**WHAT IS NEEDED:** Write out all lines holding the word "name".

--- EXERCISE MATERIALS ---

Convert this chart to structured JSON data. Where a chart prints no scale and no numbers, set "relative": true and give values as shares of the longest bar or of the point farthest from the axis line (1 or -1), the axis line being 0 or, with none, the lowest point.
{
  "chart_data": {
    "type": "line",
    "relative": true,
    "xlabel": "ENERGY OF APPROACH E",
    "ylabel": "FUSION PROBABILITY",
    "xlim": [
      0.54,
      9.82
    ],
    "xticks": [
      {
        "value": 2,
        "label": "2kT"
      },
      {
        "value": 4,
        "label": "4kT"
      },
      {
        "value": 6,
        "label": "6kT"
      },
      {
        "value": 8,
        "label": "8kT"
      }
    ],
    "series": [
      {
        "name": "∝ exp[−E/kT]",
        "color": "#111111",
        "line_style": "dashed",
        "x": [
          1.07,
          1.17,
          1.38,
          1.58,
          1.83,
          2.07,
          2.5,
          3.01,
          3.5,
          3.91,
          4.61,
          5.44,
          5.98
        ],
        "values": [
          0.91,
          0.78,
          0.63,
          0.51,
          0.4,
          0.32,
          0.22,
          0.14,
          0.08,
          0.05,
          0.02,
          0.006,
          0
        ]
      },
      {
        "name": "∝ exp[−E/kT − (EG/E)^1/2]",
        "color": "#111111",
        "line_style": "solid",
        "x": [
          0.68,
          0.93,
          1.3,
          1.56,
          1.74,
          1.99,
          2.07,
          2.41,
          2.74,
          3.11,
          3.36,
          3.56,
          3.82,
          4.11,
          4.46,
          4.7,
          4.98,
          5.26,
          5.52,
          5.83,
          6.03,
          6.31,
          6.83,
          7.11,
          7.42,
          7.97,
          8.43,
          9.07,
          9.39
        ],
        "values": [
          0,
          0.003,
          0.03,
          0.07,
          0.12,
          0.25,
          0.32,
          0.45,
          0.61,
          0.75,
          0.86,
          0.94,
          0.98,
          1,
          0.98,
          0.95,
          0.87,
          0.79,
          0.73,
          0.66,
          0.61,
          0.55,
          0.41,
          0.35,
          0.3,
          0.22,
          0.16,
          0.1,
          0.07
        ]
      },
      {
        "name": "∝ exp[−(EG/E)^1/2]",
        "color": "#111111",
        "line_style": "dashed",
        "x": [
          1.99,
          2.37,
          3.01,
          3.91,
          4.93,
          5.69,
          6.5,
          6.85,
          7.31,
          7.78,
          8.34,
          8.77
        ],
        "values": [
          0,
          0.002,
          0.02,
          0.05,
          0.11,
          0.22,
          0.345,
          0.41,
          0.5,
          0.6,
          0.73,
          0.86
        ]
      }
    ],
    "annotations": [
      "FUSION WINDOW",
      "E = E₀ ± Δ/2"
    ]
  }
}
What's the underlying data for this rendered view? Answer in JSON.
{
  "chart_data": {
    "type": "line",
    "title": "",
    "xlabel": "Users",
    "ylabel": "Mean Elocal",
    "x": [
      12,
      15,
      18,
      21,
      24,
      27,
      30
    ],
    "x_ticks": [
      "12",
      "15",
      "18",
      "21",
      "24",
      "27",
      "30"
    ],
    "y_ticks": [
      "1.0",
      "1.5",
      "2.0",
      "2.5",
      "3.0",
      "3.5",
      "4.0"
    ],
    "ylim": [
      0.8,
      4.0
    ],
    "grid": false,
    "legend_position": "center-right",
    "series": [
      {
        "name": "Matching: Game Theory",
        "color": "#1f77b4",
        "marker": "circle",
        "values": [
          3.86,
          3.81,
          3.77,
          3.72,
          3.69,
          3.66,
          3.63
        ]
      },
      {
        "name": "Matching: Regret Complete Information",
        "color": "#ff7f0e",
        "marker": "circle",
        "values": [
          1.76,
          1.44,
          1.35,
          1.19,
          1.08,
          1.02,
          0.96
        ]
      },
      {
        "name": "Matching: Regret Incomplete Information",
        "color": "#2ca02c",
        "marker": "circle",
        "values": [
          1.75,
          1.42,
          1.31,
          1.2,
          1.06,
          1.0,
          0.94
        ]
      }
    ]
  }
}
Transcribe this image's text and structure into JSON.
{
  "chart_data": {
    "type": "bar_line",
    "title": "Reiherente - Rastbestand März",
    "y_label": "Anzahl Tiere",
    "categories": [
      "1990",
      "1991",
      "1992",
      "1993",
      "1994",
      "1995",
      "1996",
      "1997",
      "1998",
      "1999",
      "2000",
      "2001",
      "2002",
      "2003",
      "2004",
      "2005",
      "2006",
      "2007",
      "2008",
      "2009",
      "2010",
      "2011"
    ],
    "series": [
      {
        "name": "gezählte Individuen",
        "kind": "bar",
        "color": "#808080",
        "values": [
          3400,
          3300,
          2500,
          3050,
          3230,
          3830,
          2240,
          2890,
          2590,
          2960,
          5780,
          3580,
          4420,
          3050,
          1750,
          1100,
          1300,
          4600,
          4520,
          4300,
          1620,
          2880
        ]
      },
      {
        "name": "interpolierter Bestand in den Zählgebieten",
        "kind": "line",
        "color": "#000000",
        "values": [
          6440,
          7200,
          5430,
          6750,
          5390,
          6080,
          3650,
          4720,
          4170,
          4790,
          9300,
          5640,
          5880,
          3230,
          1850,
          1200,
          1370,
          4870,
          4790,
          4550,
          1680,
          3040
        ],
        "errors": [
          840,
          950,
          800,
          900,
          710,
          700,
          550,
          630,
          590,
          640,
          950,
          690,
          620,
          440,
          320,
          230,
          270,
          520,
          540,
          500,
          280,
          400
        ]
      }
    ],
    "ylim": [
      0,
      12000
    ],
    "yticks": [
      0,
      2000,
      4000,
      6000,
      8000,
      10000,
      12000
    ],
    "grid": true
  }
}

---

**WRITTEN SOLUTION:**
        "name": "∝ exp[−E/kT]",
        "name": "∝ exp[−E/kT − (EG/E)^1/2]",
        "name": "∝ exp[−(EG/E)^1/2]",
        "name": "Matching: Game Theory",
        "name": "Matching: Regret Complete Information",
        "name": "Matching: Regret Incomplete Information",
        "name": "gezählte Individuen",
        "name": "interpolierter Bestand in den Zählgebieten",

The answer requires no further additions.